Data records
-- Start --

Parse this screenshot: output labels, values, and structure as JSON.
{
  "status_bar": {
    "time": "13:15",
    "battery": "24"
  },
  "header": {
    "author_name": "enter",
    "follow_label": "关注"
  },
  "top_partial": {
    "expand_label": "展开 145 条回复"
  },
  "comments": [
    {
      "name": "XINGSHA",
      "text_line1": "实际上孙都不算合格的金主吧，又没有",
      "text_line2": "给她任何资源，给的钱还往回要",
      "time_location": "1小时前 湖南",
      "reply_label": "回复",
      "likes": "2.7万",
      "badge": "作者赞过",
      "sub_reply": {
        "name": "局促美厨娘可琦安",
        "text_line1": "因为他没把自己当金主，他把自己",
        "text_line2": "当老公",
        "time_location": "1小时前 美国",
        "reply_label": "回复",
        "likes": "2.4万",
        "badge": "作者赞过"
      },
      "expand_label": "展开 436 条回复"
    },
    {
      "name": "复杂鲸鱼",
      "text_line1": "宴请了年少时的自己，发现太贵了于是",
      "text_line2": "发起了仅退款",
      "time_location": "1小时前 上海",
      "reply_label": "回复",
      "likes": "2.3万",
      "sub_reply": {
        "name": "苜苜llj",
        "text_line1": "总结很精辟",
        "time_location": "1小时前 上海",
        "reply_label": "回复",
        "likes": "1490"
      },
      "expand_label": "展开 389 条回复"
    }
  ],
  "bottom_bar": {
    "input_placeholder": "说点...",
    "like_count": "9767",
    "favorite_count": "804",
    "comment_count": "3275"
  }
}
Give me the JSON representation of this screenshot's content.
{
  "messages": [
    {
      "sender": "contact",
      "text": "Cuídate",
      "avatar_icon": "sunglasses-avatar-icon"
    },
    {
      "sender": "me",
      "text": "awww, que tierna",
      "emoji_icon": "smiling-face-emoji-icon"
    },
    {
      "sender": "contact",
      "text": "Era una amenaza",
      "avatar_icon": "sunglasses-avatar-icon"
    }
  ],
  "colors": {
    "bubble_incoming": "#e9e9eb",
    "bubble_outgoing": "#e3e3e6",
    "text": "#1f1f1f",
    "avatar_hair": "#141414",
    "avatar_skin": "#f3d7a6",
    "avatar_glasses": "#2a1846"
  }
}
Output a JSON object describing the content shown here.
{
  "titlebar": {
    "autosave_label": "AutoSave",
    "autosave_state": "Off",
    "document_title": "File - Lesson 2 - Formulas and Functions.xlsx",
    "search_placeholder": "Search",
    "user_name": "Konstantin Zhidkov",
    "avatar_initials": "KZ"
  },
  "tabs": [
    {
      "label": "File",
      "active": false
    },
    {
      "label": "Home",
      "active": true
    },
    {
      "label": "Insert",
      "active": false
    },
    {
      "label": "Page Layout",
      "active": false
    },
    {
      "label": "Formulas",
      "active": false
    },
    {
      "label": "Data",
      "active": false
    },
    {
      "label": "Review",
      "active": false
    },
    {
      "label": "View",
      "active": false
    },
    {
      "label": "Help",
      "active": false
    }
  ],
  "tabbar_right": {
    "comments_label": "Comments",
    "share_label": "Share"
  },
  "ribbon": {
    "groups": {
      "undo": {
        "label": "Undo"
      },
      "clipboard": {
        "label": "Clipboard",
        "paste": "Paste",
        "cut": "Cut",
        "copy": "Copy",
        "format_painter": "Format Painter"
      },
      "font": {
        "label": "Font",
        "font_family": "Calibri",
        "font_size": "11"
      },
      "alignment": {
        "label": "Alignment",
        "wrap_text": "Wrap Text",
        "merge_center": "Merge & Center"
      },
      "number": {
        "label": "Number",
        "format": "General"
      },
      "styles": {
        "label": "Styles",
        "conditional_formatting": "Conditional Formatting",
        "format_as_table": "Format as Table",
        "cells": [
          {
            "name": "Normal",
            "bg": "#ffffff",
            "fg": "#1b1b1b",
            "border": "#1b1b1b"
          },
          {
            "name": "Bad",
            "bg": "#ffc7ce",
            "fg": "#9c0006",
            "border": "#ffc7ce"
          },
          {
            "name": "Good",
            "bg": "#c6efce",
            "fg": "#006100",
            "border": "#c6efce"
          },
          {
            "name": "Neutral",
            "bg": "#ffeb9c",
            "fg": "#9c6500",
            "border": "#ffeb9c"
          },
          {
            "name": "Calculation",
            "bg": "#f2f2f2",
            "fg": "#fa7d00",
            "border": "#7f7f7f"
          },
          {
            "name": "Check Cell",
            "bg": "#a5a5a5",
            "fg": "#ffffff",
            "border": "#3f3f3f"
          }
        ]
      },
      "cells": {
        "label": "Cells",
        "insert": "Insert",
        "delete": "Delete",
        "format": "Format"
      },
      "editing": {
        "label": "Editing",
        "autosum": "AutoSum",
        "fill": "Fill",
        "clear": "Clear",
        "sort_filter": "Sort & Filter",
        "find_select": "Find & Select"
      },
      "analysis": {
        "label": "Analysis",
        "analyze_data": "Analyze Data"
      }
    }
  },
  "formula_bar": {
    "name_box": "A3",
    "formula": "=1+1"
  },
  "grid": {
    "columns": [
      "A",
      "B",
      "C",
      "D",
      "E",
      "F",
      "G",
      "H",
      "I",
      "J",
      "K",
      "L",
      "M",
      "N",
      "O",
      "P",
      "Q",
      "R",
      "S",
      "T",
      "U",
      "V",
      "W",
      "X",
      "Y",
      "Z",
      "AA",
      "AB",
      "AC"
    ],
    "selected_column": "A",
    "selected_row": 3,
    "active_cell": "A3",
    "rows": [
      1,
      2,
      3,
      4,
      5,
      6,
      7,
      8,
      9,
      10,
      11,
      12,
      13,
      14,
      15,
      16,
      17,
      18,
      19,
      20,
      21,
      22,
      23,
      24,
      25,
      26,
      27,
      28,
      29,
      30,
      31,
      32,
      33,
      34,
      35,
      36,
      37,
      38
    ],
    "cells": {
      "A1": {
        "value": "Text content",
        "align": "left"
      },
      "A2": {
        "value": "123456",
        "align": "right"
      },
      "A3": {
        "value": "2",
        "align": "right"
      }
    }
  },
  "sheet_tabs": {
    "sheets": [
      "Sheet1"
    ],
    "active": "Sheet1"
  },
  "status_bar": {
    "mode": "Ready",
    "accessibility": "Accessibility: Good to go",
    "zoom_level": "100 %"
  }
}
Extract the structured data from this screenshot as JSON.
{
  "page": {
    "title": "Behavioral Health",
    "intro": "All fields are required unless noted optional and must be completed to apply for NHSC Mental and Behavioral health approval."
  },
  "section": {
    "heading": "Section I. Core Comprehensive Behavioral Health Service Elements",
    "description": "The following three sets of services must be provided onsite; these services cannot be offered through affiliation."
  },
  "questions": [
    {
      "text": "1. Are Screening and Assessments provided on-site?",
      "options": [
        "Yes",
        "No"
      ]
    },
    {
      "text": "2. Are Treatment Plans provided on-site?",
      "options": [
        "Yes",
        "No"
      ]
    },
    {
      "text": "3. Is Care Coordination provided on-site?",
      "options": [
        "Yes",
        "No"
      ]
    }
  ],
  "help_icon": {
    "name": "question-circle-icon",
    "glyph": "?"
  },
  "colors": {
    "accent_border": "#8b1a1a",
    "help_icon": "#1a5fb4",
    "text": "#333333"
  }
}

-- End --

-- Task statement --
Reproduce all the data word for word.

-- Correct response --
Parse this screenshot: output labels, values, and structure as JSON.
{
  "status_bar": {
    "time": "13:15",
    "battery": "24"
  },
  "header": {
    "author_name": "enter",
    "follow_label": "关注"
  },
  "top_partial": {
    "expand_label": "展开 145 条回复"
  },
  "comments": [
    {
      "name": "XINGSHA",
      "text_line1": "实际上孙都不算合格的金主吧，又没有",
      "text_line2": "给她任何资源，给的钱还往回要",
      "time_location": "1小时前 湖南",
      "reply_label": "回复",
      "likes": "2.7万",
      "badge": "作者赞过",
      "sub_reply": {
        "name": "局促美厨娘可琦安",
        "text_line1": "因为他没把自己当金主，他把自己",
        "text_line2": "当老公",
        "time_location": "1小时前 美国",
        "reply_label": "回复",
        "likes": "2.4万",
        "badge": "作者赞过"
      },
      "expand_label": "展开 436 条回复"
    },
    {
      "name": "复杂鲸鱼",
      "text_line1": "宴请了年少时的自己，发现太贵了于是",
      "text_line2": "发起了仅退款",
      "time_location": "1小时前 上海",
      "reply_label": "回复",
      "likes": "2.3万",
      "sub_reply": {
        "name": "苜苜llj",
        "text_line1": "总结很精辟",
        "time_location": "1小时前 上海",
        "reply_label": "回复",
        "likes": "1490"
      },
      "expand_label": "展开 389 条回复"
    }
  ],
  "bottom_bar": {
    "input_placeholder": "说点...",
    "like_count": "9767",
    "favorite_count": "804",
    "comment_count": "3275"
  }
}
Give me the JSON representation of this screenshot's content.
{
  "messages": [
    {
      "sender": "contact",
      "text": "Cuídate",
      "avatar_icon": "sunglasses-avatar-icon"
    },
    {
      "sender": "me",
      "text": "awww, que tierna",
      "emoji_icon": "smiling-face-emoji-icon"
    },
    {
      "sender": "contact",
      "text": "Era una amenaza",
      "avatar_icon": "sunglasses-avatar-icon"
    }
  ],
  "colors": {
    "bubble_incoming": "#e9e9eb",
    "bubble_outgoing": "#e3e3e6",
    "text": "#1f1f1f",
    "avatar_hair": "#141414",
    "avatar_skin": "#f3d7a6",
    "avatar_glasses": "#2a1846"
  }
}
Output a JSON object describing the content shown here.
{
  "titlebar": {
    "autosave_label": "AutoSave",
    "autosave_state": "Off",
    "document_title": "File - Lesson 2 - Formulas and Functions.xlsx",
    "search_placeholder": "Search",
    "user_name": "Konstantin Zhidkov",
    "avatar_initials": "KZ"
  },
  "tabs": [
    {
      "label": "File",
      "active": false
    },
    {
      "label": "Home",
      "active": true
    },
    {
      "label": "Insert",
      "active": false
    },
    {
      "label": "Page Layout",
      "active": false
    },
    {
      "label": "Formulas",
      "active": false
    },
    {
      "label": "Data",
      "active": false
    },
    {
      "label": "Review",
      "active": false
    },
    {
      "label": "View",
      "active": false
    },
    {
      "label": "Help",
      "active": false
    }
  ],
  "tabbar_right": {
    "comments_label": "Comments",
    "share_label": "Share"
  },
  "ribbon": {
    "groups": {
      "undo": {
        "label": "Undo"
      },
      "clipboard": {
        "label": "Clipboard",
        "paste": "Paste",
        "cut": "Cut",
        "copy": "Copy",
        "format_painter": "Format Painter"
      },
      "font": {
        "label": "Font",
        "font_family": "Calibri",
        "font_size": "11"
      },
      "alignment": {
        "label": "Alignment",
        "wrap_text": "Wrap Text",
        "merge_center": "Merge & Center"
      },
      "number": {
        "label": "Number",
        "format": "General"
      },
      "styles": {
        "label": "Styles",
        "conditional_formatting": "Conditional Formatting",
        "format_as_table": "Format as Table",
        "cells": [
          {
            "name": "Normal",
            "bg": "#ffffff",
            "fg": "#1b1b1b",
            "border": "#1b1b1b"
          },
          {
            "name": "Bad",
            "bg": "#ffc7ce",
            "fg": "#9c0006",
            "border": "#ffc7ce"
          },
          {
            "name": "Good",
            "bg": "#c6efce",
            "fg": "#006100",
            "border": "#c6efce"
          },
          {
            "name": "Neutral",
            "bg": "#ffeb9c",
            "fg": "#9c6500",
            "border": "#ffeb9c"
          },
          {
            "name": "Calculation",
            "bg": "#f2f2f2",
            "fg": "#fa7d00",
            "border": "#7f7f7f"
          },
          {
            "name": "Check Cell",
            "bg": "#a5a5a5",
            "fg": "#ffffff",
            "border": "#3f3f3f"
          }
        ]
      },
      "cells": {
        "label": "Cells",
        "insert": "Insert",
        "delete": "Delete",
        "format": "Format"
      },
      "editing": {
        "label": "Editing",
        "autosum": "AutoSum",
        "fill": "Fill",
        "clear": "Clear",
        "sort_filter": "Sort & Filter",
        "find_select": "Find & Select"
      },
      "analysis": {
        "label": "Analysis",
        "analyze_data": "Analyze Data"
      }
    }
  },
  "formula_bar": {
    "name_box": "A3",
    "formula": "=1+1"
  },
  "grid": {
    "columns": [
      "A",
      "B",
      "C",
      "D",
      "E",
      "F",
      "G",
      "H",
      "I",
      "J",
      "K",
      "L",
      "M",
      "N",
      "O",
      "P",
      "Q",
      "R",
      "S",
      "T",
      "U",
      "V",
      "W",
      "X",
      "Y",
      "Z",
      "AA",
      "AB",
      "AC"
    ],
    "selected_column": "A",
    "selected_row": 3,
    "active_cell": "A3",
    "rows": [
      1,
      2,
      3,
      4,
      5,
      6,
      7,
      8,
      9,
      10,
      11,
      12,
      13,
      14,
      15,
      16,
      17,
      18,
      19,
      20,
      21,
      22,
      23,
      24,
      25,
      26,
      27,
      28,
      29,
      30,
      31,
      32,
      33,
      34,
      35,
      36,
      37,
      38
    ],
    "cells": {
      "A1": {
        "value": "Text content",
        "align": "left"
      },
      "A2": {
        "value": "123456",
        "align": "right"
      },
      "A3": {
        "value": "2",
        "align": "right"
      }
    }
  },
  "sheet_tabs": {
    "sheets": [
      "Sheet1"
    ],
    "active": "Sheet1"
  },
  "status_bar": {
    "mode": "Ready",
    "accessibility": "Accessibility: Good to go",
    "zoom_level": "100 %"
  }
}
Extract the structured data from this screenshot as JSON.
{
  "page": {
    "title": "Behavioral Health",
    "intro": "All fields are required unless noted optional and must be completed to apply for NHSC Mental and Behavioral health approval."
  },
  "section": {
    "heading": "Section I. Core Comprehensive Behavioral Health Service Elements",
    "description": "The following three sets of services must be provided onsite; these services cannot be offered through affiliation."
  },
  "questions": [
    {
      "text": "1. Are Screening and Assessments provided on-site?",
      "options": [
        "Yes",
        "No"
      ]
    },
    {
      "text": "2. Are Treatment Plans provided on-site?",
      "options": [
        "Yes",
        "No"
      ]
    },
    {
      "text": "3. Is Care Coordination provided on-site?",
      "options": [
        "Yes",
        "No"
      ]
    }
  ],
  "help_icon": {
    "name": "question-circle-icon",
    "glyph": "?"
  },
  "colors": {
    "accent_border": "#8b1a1a",
    "help_icon": "#1a5fb4",
    "text": "#333333"
  }
}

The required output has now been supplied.